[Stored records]
▬▬▬

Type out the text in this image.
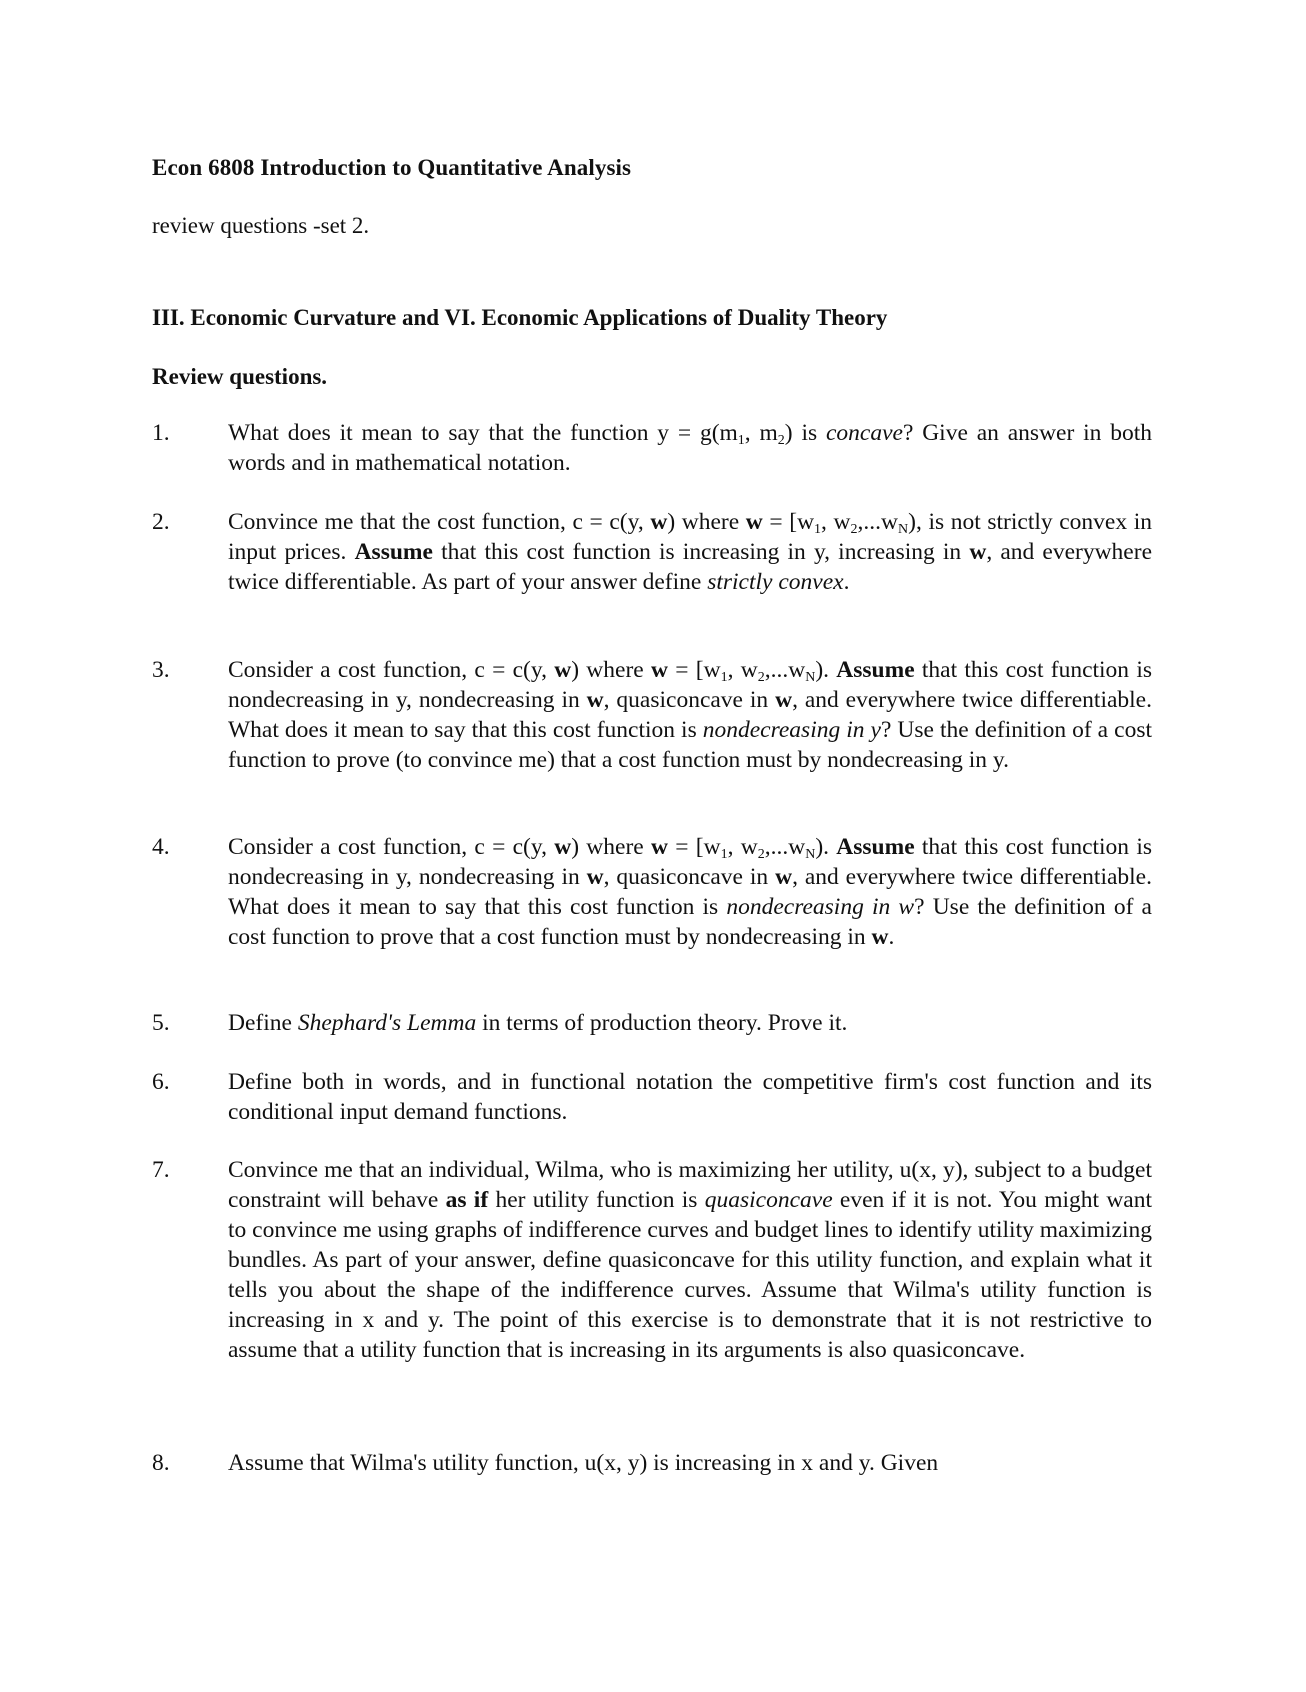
Econ 6808 Introduction to Quantitative Analysis
review questions -set 2.
III. Economic Curvature and VI. Economic Applications of Duality Theory
Review questions.
1.	What does it mean to say that the function $y = g(m_1$, $m_2$) is concave? Give an answer in both words and in mathematical notation.
2.	Convince me that the cost function, c = c(y, w) where $w = [w_1$, $w_2,...w_N$), is not strictly convex in input prices. Assume that this cost function is increasing in y, increasing in w, and everywhere twice differentiable. As part of your answer define strictly convex.
3.	Consider a cost function, c = c(y, w) where $w = [w_1$, $w_2,...w_N$). Assume that this cost function is nondecreasing in y, nondecreasing in w, quasiconcave in w, and everywhere twice differentiable. What does it mean to say that this cost function is nondecreasing in y? Use the definition of a cost function to prove (to convince me) that a cost function must by nondecreasing in y.
4.	Consider a cost function, c = c(y, w) where $w = [w_1$, $w_2,...w_N$). Assume that this cost function is nondecreasing in y, nondecreasing in w, quasiconcave in w, and everywhere twice differentiable. What does it mean to say that this cost function is nondecreasing in w? Use the definition of a cost function to prove that a cost function must by nondecreasing in w.
5.	Define Shephard's Lemma in terms of production theory. Prove it.
6.	Define both in words, and in functional notation the competitive firm's cost function and its conditional input demand functions.
7.	Convince me that an individual, Wilma, who is maximizing her utility, u(x, y), subject to a budget constraint will behave as if her utility function is quasiconcave even if it is not. You might want to convince me using graphs of indifference curves and budget lines to identify utility maximizing bundles. As part of your answer, define quasiconcave for this utility function, and explain what it tells you about the shape of the indifference curves. Assume that Wilma's utility function is increasing in x and y. The point of this exercise is to demonstrate that it is not restrictive to assume that a utility function that is increasing in its arguments is also quasiconcave.
8.	Assume that Wilma's utility function, u(x, y) is increasing in x and y. Given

▬▬▬

§ WRITTEN INSTRUCTION: Repeat each entry above word for word, leaving every picture out.

§ FINISHED ANSWER:
Type out the text in this image.
Econ 6808 Introduction to Quantitative Analysis
review questions -set 2.
III. Economic Curvature and VI. Economic Applications of Duality Theory
Review questions.
1.	What does it mean to say that the function $y = g(m_1$, $m_2$) is concave? Give an answer in both words and in mathematical notation.
2.	Convince me that the cost function, c = c(y, w) where $w = [w_1$, $w_2,...w_N$), is not strictly convex in input prices. Assume that this cost function is increasing in y, increasing in w, and everywhere twice differentiable. As part of your answer define strictly convex.
3.	Consider a cost function, c = c(y, w) where $w = [w_1$, $w_2,...w_N$). Assume that this cost function is nondecreasing in y, nondecreasing in w, quasiconcave in w, and everywhere twice differentiable. What does it mean to say that this cost function is nondecreasing in y? Use the definition of a cost function to prove (to convince me) that a cost function must by nondecreasing in y.
4.	Consider a cost function, c = c(y, w) where $w = [w_1$, $w_2,...w_N$). Assume that this cost function is nondecreasing in y, nondecreasing in w, quasiconcave in w, and everywhere twice differentiable. What does it mean to say that this cost function is nondecreasing in w? Use the definition of a cost function to prove that a cost function must by nondecreasing in w.
5.	Define Shephard's Lemma in terms of production theory. Prove it.
6.	Define both in words, and in functional notation the competitive firm's cost function and its conditional input demand functions.
7.	Convince me that an individual, Wilma, who is maximizing her utility, u(x, y), subject to a budget constraint will behave as if her utility function is quasiconcave even if it is not. You might want to convince me using graphs of indifference curves and budget lines to identify utility maximizing bundles. As part of your answer, define quasiconcave for this utility function, and explain what it tells you about the shape of the indifference curves. Assume that Wilma's utility function is increasing in x and y. The point of this exercise is to demonstrate that it is not restrictive to assume that a utility function that is increasing in its arguments is also quasiconcave.
8.	Assume that Wilma's utility function, u(x, y) is increasing in x and y. Given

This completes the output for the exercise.